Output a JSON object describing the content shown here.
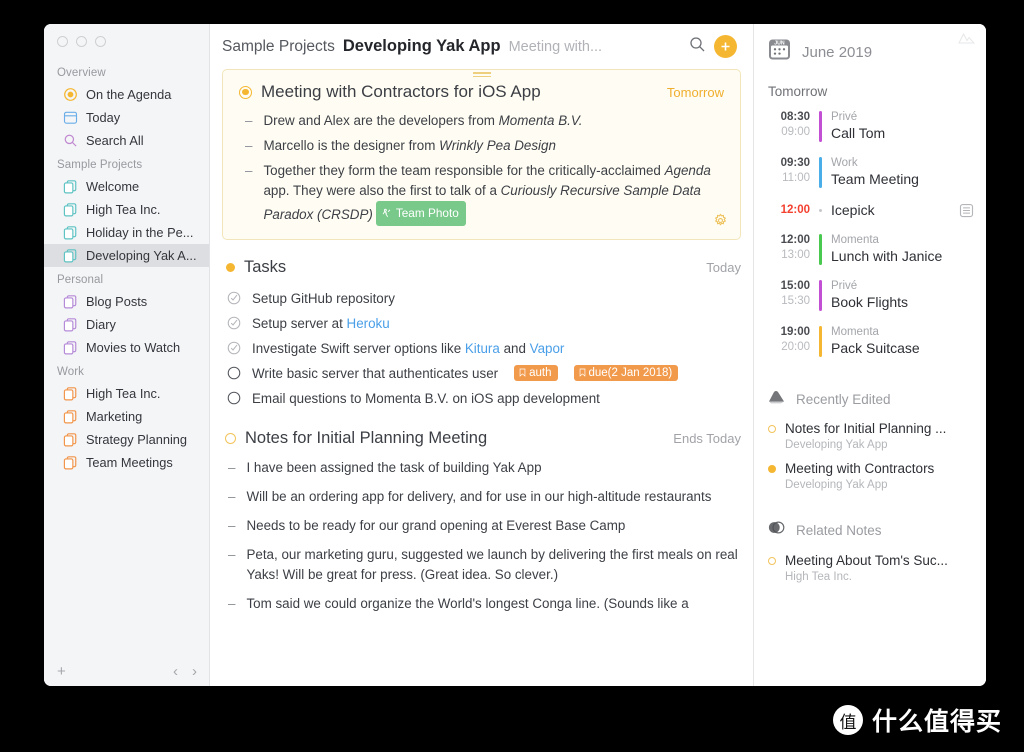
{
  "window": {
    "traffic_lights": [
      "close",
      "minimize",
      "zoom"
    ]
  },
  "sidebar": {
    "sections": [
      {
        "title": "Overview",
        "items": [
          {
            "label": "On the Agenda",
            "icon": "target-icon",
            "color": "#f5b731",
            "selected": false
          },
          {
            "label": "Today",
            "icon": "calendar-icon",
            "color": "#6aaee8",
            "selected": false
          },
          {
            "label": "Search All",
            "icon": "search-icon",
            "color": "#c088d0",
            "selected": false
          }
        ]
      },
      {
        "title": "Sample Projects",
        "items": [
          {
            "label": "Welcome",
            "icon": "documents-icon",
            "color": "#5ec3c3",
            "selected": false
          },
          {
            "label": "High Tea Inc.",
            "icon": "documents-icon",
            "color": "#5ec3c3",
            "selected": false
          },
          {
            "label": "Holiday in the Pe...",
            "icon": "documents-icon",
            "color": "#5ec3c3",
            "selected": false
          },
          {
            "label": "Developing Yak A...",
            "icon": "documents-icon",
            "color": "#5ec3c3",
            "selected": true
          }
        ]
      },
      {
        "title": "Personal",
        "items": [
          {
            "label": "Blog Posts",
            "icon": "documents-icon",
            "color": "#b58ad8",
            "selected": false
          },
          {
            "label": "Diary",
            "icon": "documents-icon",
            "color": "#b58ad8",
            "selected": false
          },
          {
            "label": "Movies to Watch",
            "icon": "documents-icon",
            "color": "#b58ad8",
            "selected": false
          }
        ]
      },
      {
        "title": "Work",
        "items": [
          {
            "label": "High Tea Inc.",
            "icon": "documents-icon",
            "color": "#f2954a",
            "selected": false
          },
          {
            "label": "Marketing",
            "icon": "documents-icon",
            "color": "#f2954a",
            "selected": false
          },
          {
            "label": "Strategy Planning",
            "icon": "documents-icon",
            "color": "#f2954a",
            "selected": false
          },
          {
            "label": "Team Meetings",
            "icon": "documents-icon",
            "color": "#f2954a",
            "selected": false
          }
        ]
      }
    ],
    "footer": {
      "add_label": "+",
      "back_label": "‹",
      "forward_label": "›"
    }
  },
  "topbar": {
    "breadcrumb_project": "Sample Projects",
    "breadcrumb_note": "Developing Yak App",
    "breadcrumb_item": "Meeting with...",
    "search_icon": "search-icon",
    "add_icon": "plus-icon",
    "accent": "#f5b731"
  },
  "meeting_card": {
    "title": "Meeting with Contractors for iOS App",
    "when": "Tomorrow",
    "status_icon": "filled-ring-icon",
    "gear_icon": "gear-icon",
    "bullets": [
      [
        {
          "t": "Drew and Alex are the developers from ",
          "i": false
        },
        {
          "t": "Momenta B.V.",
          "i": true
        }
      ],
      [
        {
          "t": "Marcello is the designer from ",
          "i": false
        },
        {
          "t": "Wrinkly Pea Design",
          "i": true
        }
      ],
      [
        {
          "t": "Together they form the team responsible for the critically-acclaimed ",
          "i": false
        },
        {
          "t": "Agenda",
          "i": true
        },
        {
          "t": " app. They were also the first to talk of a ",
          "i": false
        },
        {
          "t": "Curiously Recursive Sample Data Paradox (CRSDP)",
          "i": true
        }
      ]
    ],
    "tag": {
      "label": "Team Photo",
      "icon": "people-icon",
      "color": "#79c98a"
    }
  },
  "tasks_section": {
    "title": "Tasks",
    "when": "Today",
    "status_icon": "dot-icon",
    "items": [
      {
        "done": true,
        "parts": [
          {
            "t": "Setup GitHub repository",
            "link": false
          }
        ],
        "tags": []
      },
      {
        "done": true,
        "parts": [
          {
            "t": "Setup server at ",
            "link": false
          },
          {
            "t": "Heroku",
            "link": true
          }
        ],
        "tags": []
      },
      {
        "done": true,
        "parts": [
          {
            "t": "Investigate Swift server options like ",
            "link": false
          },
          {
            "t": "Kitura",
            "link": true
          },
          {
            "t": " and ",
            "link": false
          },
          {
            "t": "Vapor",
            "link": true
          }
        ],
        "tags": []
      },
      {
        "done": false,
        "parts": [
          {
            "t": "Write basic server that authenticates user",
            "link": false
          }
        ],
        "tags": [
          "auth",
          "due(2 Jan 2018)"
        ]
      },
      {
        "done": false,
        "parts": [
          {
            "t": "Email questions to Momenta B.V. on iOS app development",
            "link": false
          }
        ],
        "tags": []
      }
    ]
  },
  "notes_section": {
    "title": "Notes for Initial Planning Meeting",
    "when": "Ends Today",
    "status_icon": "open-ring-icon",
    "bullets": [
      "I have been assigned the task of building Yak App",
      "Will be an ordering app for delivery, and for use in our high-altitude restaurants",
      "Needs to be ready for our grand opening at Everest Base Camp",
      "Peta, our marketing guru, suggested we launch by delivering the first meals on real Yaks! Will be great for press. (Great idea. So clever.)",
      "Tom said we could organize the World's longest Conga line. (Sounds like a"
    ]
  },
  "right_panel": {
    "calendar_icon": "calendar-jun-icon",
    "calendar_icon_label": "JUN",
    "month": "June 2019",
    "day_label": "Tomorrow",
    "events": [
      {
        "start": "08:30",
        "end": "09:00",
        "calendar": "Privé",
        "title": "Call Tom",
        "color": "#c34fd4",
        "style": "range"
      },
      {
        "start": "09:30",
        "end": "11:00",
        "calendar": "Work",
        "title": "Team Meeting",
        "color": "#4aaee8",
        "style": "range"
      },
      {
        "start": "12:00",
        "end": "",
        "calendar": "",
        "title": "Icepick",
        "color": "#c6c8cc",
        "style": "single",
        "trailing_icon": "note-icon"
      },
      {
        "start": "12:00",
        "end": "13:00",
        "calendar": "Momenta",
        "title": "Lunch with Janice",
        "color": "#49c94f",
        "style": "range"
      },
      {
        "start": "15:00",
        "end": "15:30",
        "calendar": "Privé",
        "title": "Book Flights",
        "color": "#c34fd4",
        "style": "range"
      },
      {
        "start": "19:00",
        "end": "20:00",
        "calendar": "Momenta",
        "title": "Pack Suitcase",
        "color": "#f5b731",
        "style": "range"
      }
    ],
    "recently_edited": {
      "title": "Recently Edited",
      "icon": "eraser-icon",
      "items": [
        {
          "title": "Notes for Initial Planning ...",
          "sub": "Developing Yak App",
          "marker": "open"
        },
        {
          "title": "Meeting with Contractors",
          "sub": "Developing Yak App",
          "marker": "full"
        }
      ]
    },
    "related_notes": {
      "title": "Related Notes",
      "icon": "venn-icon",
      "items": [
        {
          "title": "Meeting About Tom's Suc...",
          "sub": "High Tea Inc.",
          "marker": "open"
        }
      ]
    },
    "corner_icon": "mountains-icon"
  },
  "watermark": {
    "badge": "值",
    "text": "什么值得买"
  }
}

Description of the task: Each line above is to be copied verbatim. Drop any image from the copy.

Result:
Output a JSON object describing the content shown here.
{
  "window": {
    "traffic_lights": [
      "close",
      "minimize",
      "zoom"
    ]
  },
  "sidebar": {
    "sections": [
      {
        "title": "Overview",
        "items": [
          {
            "label": "On the Agenda",
            "icon": "target-icon",
            "color": "#f5b731",
            "selected": false
          },
          {
            "label": "Today",
            "icon": "calendar-icon",
            "color": "#6aaee8",
            "selected": false
          },
          {
            "label": "Search All",
            "icon": "search-icon",
            "color": "#c088d0",
            "selected": false
          }
        ]
      },
      {
        "title": "Sample Projects",
        "items": [
          {
            "label": "Welcome",
            "icon": "documents-icon",
            "color": "#5ec3c3",
            "selected": false
          },
          {
            "label": "High Tea Inc.",
            "icon": "documents-icon",
            "color": "#5ec3c3",
            "selected": false
          },
          {
            "label": "Holiday in the Pe...",
            "icon": "documents-icon",
            "color": "#5ec3c3",
            "selected": false
          },
          {
            "label": "Developing Yak A...",
            "icon": "documents-icon",
            "color": "#5ec3c3",
            "selected": true
          }
        ]
      },
      {
        "title": "Personal",
        "items": [
          {
            "label": "Blog Posts",
            "icon": "documents-icon",
            "color": "#b58ad8",
            "selected": false
          },
          {
            "label": "Diary",
            "icon": "documents-icon",
            "color": "#b58ad8",
            "selected": false
          },
          {
            "label": "Movies to Watch",
            "icon": "documents-icon",
            "color": "#b58ad8",
            "selected": false
          }
        ]
      },
      {
        "title": "Work",
        "items": [
          {
            "label": "High Tea Inc.",
            "icon": "documents-icon",
            "color": "#f2954a",
            "selected": false
          },
          {
            "label": "Marketing",
            "icon": "documents-icon",
            "color": "#f2954a",
            "selected": false
          },
          {
            "label": "Strategy Planning",
            "icon": "documents-icon",
            "color": "#f2954a",
            "selected": false
          },
          {
            "label": "Team Meetings",
            "icon": "documents-icon",
            "color": "#f2954a",
            "selected": false
          }
        ]
      }
    ],
    "footer": {
      "add_label": "+",
      "back_label": "‹",
      "forward_label": "›"
    }
  },
  "topbar": {
    "breadcrumb_project": "Sample Projects",
    "breadcrumb_note": "Developing Yak App",
    "breadcrumb_item": "Meeting with...",
    "search_icon": "search-icon",
    "add_icon": "plus-icon",
    "accent": "#f5b731"
  },
  "meeting_card": {
    "title": "Meeting with Contractors for iOS App",
    "when": "Tomorrow",
    "status_icon": "filled-ring-icon",
    "gear_icon": "gear-icon",
    "bullets": [
      [
        {
          "t": "Drew and Alex are the developers from ",
          "i": false
        },
        {
          "t": "Momenta B.V.",
          "i": true
        }
      ],
      [
        {
          "t": "Marcello is the designer from ",
          "i": false
        },
        {
          "t": "Wrinkly Pea Design",
          "i": true
        }
      ],
      [
        {
          "t": "Together they form the team responsible for the critically-acclaimed ",
          "i": false
        },
        {
          "t": "Agenda",
          "i": true
        },
        {
          "t": " app. They were also the first to talk of a ",
          "i": false
        },
        {
          "t": "Curiously Recursive Sample Data Paradox (CRSDP)",
          "i": true
        }
      ]
    ],
    "tag": {
      "label": "Team Photo",
      "icon": "people-icon",
      "color": "#79c98a"
    }
  },
  "tasks_section": {
    "title": "Tasks",
    "when": "Today",
    "status_icon": "dot-icon",
    "items": [
      {
        "done": true,
        "parts": [
          {
            "t": "Setup GitHub repository",
            "link": false
          }
        ],
        "tags": []
      },
      {
        "done": true,
        "parts": [
          {
            "t": "Setup server at ",
            "link": false
          },
          {
            "t": "Heroku",
            "link": true
          }
        ],
        "tags": []
      },
      {
        "done": true,
        "parts": [
          {
            "t": "Investigate Swift server options like ",
            "link": false
          },
          {
            "t": "Kitura",
            "link": true
          },
          {
            "t": " and ",
            "link": false
          },
          {
            "t": "Vapor",
            "link": true
          }
        ],
        "tags": []
      },
      {
        "done": false,
        "parts": [
          {
            "t": "Write basic server that authenticates user",
            "link": false
          }
        ],
        "tags": [
          "auth",
          "due(2 Jan 2018)"
        ]
      },
      {
        "done": false,
        "parts": [
          {
            "t": "Email questions to Momenta B.V. on iOS app development",
            "link": false
          }
        ],
        "tags": []
      }
    ]
  },
  "notes_section": {
    "title": "Notes for Initial Planning Meeting",
    "when": "Ends Today",
    "status_icon": "open-ring-icon",
    "bullets": [
      "I have been assigned the task of building Yak App",
      "Will be an ordering app for delivery, and for use in our high-altitude restaurants",
      "Needs to be ready for our grand opening at Everest Base Camp",
      "Peta, our marketing guru, suggested we launch by delivering the first meals on real Yaks! Will be great for press. (Great idea. So clever.)",
      "Tom said we could organize the World's longest Conga line. (Sounds like a"
    ]
  },
  "right_panel": {
    "calendar_icon": "calendar-jun-icon",
    "calendar_icon_label": "JUN",
    "month": "June 2019",
    "day_label": "Tomorrow",
    "events": [
      {
        "start": "08:30",
        "end": "09:00",
        "calendar": "Privé",
        "title": "Call Tom",
        "color": "#c34fd4",
        "style": "range"
      },
      {
        "start": "09:30",
        "end": "11:00",
        "calendar": "Work",
        "title": "Team Meeting",
        "color": "#4aaee8",
        "style": "range"
      },
      {
        "start": "12:00",
        "end": "",
        "calendar": "",
        "title": "Icepick",
        "color": "#c6c8cc",
        "style": "single",
        "trailing_icon": "note-icon"
      },
      {
        "start": "12:00",
        "end": "13:00",
        "calendar": "Momenta",
        "title": "Lunch with Janice",
        "color": "#49c94f",
        "style": "range"
      },
      {
        "start": "15:00",
        "end": "15:30",
        "calendar": "Privé",
        "title": "Book Flights",
        "color": "#c34fd4",
        "style": "range"
      },
      {
        "start": "19:00",
        "end": "20:00",
        "calendar": "Momenta",
        "title": "Pack Suitcase",
        "color": "#f5b731",
        "style": "range"
      }
    ],
    "recently_edited": {
      "title": "Recently Edited",
      "icon": "eraser-icon",
      "items": [
        {
          "title": "Notes for Initial Planning ...",
          "sub": "Developing Yak App",
          "marker": "open"
        },
        {
          "title": "Meeting with Contractors",
          "sub": "Developing Yak App",
          "marker": "full"
        }
      ]
    },
    "related_notes": {
      "title": "Related Notes",
      "icon": "venn-icon",
      "items": [
        {
          "title": "Meeting About Tom's Suc...",
          "sub": "High Tea Inc.",
          "marker": "open"
        }
      ]
    },
    "corner_icon": "mountains-icon"
  },
  "watermark": {
    "badge": "值",
    "text": "什么值得买"
  }
}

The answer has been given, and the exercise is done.